> **Text for analysis**:
Content starts
On The Economy

May 2022, an economic update

On The Economy
"A Sunday Afternoon on the Island of La Grande Jatte" by Georges Seurat, 1886

A bunch of my family and friends are asking me about what's going on with the economy and what they should be investing in.

I thought I'd put together a TLDR on what's going on + some thoughts.

Economic Backdrop
In response to COVID, governments worldwide pursued significant fiscal and monetary stimulus. The idea was to fill a massive gap in the economy created by the pandemic and prevent a severe recession. This had consequences – asset prices skyrocketed.

As the world returned to "normal," supply chain challenges revealed themselves, resulting in demand for goods and services outstripping supply.

Inflation, which had already been "above average" and increasing for several years, further accelerated. The war in Ukraine exacerbated this, posing further challenges to supply chains, especially for core commodities.

In the US, unemployment is below 4% (very low), and inflation is 9% (very high). This sparked concerns that the economy was overheating.

Central Bank Response
The US Fed changed its mandate: control inflation and tighten liquidity (the availability of money). This implies the Fed will increase interest rates in 2022 and reduce the size of its balance sheet, thereby reducing liquidity in the economy.

What Does This Mean?
TLDR – money was cheap, but now it's expensive. Or, like my Dad says, "cash is king."

Assets that are predicted to generate a lot of cash in the future had previously received very high valuations. This includes technology, biotechnology, and crypto companies, and recent IPOs.

These valuations have, however, plummeted by up to 90% – the value of the cash they are predicted to be generating in the future has decreased.

Today, financial markets are placing less emphasis on money generated in the future and more emphasis on guaranteed cash flow.
Content ends
> **What to do**:
- a) According to the economic update, why have the valuations of technology, biotechnology and crypto companies and recent IPOs dropped so sharply? Answer in one to three sentences.
- b) Write the next part of the economic update, picking up right after its last sentence.
None of this work needs the material.

> **Provided data**:
Content starts
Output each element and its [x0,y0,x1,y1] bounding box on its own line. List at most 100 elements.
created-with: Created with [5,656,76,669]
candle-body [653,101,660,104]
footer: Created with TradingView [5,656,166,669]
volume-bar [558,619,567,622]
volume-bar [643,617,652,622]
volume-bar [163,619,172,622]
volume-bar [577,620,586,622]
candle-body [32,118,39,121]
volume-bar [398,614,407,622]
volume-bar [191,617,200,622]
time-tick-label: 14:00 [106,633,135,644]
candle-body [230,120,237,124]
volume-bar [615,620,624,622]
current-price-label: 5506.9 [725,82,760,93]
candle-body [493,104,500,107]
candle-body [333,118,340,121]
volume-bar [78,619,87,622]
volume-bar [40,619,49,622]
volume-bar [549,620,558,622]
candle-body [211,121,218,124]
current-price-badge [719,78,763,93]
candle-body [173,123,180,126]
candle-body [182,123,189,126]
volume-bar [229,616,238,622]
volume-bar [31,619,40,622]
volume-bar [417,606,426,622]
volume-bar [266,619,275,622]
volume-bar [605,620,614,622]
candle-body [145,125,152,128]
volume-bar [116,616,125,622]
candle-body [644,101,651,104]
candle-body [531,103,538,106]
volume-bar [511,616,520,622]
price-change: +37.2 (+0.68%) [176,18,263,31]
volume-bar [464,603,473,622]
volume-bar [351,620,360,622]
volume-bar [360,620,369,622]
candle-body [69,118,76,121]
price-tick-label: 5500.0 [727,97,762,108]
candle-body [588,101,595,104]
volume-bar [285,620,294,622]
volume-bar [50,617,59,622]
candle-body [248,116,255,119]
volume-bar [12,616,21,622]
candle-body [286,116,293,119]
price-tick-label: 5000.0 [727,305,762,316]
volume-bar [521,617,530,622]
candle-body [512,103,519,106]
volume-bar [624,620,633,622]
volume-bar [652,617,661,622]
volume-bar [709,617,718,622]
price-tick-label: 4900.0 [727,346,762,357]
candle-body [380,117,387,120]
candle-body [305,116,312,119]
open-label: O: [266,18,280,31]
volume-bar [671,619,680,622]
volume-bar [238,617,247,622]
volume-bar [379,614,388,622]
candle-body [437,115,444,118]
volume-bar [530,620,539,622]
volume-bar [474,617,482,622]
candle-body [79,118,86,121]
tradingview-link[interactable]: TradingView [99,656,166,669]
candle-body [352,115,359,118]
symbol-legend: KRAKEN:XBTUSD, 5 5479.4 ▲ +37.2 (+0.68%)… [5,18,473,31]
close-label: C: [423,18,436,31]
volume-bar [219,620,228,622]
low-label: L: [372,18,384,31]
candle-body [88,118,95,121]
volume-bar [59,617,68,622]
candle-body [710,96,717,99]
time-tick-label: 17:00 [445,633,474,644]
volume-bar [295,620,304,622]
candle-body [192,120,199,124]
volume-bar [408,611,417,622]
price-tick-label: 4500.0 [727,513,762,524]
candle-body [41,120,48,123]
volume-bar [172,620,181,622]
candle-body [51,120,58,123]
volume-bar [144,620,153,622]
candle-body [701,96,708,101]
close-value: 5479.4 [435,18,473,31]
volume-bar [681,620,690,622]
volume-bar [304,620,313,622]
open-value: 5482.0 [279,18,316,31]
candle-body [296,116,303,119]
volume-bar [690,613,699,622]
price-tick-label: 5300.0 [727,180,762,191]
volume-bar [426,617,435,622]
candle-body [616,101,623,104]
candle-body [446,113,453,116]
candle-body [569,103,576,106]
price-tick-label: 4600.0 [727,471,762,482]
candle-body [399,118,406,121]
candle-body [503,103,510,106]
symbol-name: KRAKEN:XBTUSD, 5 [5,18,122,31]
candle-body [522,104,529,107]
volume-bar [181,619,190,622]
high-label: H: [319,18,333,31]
Content ends
> **Answers to each task**:
- a) The update explains that these valuations rested on the cash the companies were expected to generate in the future. They fell by up to 90% because the value of that future cash has decreased, now that money has become expensive.

- b)
Additionally, the market is concerned there might be a further deterioration of the economy. As a result, valuations have not only reset to more "normal" levels based on cash flows, but people are beginning to question the likelihood that companies generate the money they had previously expected and forecasted.

A Simple Example
Company A is forecast to generate $100M in the year 2030. It will not generate any revenue until then and will require an upfront investment of $30M today to begin operations.

Today, relative to 6 months ago, financial markets are placing less value on the $100M generated in the future, more value on the $30M expended today, and doubting whether the Company will generate the promised $100M.

More Examples
With rising interest rates and economic risks, a new mortgage is now 67% more expensive in the US.

Housing activity is anticipated to slow down – as a result, the prices of construction companies have decreased 30% from their highs.

As economic actors (companies and individuals) begin to reassess and adjust their financial strategies (revenues/incomes and expenditures), this will likely have second-and third-order effects on the rest of the economy.

It's quite clear we are in the process of digesting an initial economic shock. The economy will slow, but the size of this contraction is unknown.

WTF Should I Do, Bro?
There's no blanket answer to this. Each company, project, and individual must form a plan specific to their circumstances. In hindsight, we will look back at this moment as a fantastic opportunity to have bought and sold specific assets and readjusted portfolios accordingly.

Personally, I am dollar-cost-averaging into a set of projects I believe in long-term (Bitcoin, Ethereum, Moonbirds, $CLUB, etc.) as well as directly into the market via. low-cost Vanguard ETFs.

I'm also eyeing the property market for projects with significant upside, e.g. land with construction rights, like this one in Portugal.

Most importantly, more than ever, I'm focused on my health, my loved ones, my personal development, and the development of my personal business lines/projects.